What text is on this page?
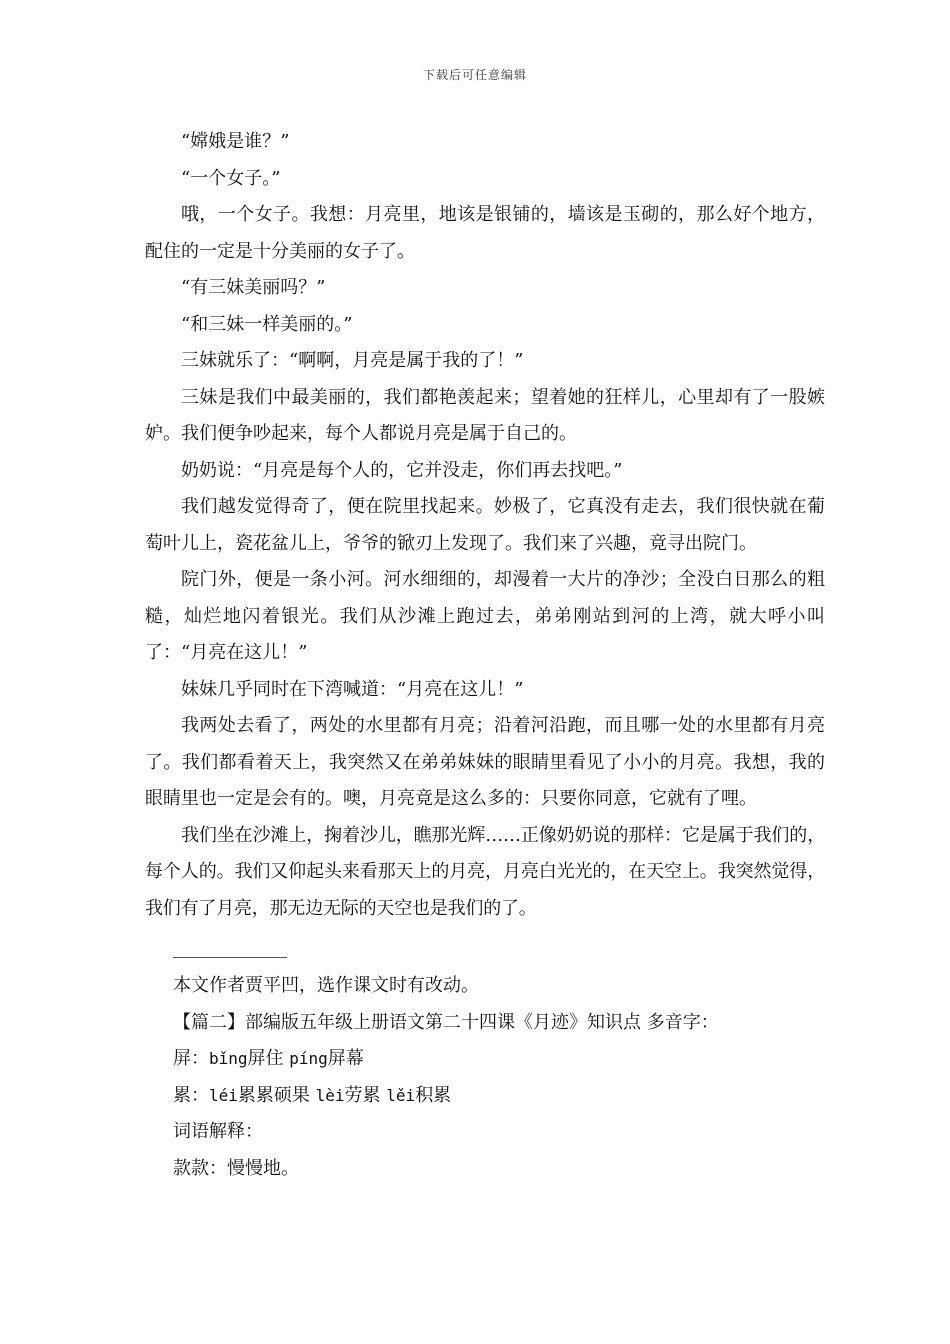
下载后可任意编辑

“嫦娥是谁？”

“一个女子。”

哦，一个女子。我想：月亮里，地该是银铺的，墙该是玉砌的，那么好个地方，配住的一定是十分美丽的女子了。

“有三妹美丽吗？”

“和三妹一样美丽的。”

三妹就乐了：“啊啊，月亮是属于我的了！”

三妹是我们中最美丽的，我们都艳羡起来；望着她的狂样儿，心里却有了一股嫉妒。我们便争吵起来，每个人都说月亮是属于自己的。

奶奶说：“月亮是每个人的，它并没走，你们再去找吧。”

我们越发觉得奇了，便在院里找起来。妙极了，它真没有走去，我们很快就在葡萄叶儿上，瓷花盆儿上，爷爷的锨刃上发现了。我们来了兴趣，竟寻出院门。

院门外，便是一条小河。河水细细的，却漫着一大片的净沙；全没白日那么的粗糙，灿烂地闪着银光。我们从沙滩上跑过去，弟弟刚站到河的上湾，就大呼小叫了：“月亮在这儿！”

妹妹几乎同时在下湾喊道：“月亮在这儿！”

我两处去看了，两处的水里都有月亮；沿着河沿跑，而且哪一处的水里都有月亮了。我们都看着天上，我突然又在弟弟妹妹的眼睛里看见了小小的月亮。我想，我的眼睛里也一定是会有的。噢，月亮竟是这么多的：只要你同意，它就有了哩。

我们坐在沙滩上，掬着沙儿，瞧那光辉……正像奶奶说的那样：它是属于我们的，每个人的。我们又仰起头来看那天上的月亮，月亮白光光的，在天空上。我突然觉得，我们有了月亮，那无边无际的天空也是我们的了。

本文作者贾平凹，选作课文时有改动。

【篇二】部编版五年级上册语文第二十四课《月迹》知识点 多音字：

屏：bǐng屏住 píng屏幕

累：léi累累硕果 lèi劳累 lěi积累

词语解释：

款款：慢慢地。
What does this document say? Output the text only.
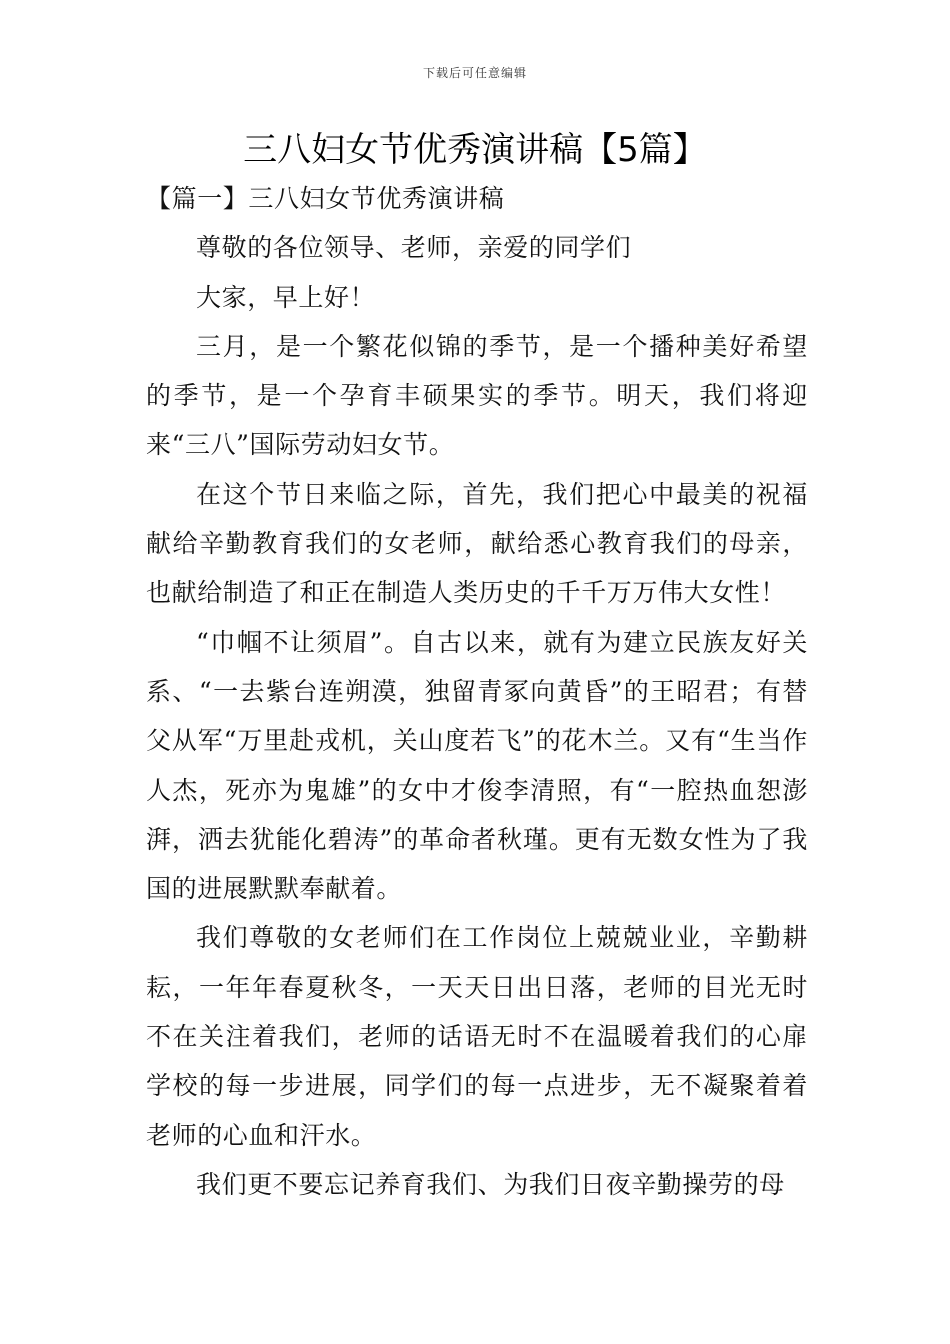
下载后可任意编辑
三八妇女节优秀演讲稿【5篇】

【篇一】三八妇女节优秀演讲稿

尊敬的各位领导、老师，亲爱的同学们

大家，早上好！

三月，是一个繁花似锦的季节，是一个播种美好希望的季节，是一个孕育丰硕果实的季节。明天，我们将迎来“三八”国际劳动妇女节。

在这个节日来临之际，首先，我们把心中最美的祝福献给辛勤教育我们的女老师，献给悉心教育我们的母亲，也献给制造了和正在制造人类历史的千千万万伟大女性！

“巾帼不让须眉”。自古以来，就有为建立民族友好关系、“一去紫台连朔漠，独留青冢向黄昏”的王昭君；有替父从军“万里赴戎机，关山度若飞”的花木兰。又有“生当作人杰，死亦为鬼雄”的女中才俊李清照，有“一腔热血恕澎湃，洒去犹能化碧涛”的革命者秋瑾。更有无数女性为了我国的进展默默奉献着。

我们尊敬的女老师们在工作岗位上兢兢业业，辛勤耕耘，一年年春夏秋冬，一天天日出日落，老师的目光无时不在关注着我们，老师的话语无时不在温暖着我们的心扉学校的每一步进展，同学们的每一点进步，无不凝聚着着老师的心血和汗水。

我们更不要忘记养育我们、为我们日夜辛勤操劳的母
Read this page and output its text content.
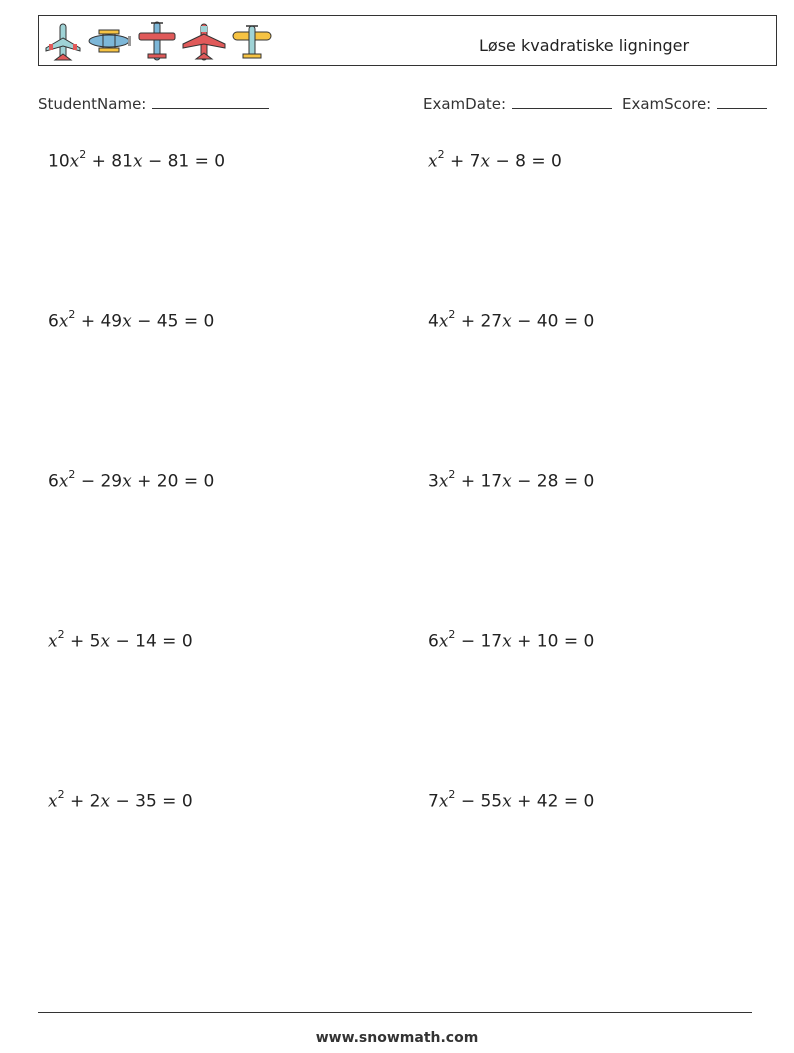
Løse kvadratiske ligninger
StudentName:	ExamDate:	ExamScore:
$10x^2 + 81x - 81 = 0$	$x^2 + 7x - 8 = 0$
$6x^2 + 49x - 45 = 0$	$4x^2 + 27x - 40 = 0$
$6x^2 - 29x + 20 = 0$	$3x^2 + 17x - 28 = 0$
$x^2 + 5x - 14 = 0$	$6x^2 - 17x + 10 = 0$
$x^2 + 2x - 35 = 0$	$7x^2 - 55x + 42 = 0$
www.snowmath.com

________________________________________

Do not include the pictures. Quote only the lines from the line with "Read this page and output its text content." through the end of the material, both ends included, exactly.

#### [Reply to the task]
Read this page and output its text content.
Løse kvadratiske ligninger
StudentName:	ExamDate:	ExamScore:
$10x^2 + 81x - 81 = 0$	$x^2 + 7x - 8 = 0$
$6x^2 + 49x - 45 = 0$	$4x^2 + 27x - 40 = 0$
$6x^2 - 29x + 20 = 0$	$3x^2 + 17x - 28 = 0$
$x^2 + 5x - 14 = 0$	$6x^2 - 17x + 10 = 0$
$x^2 + 2x - 35 = 0$	$7x^2 - 55x + 42 = 0$
www.snowmath.com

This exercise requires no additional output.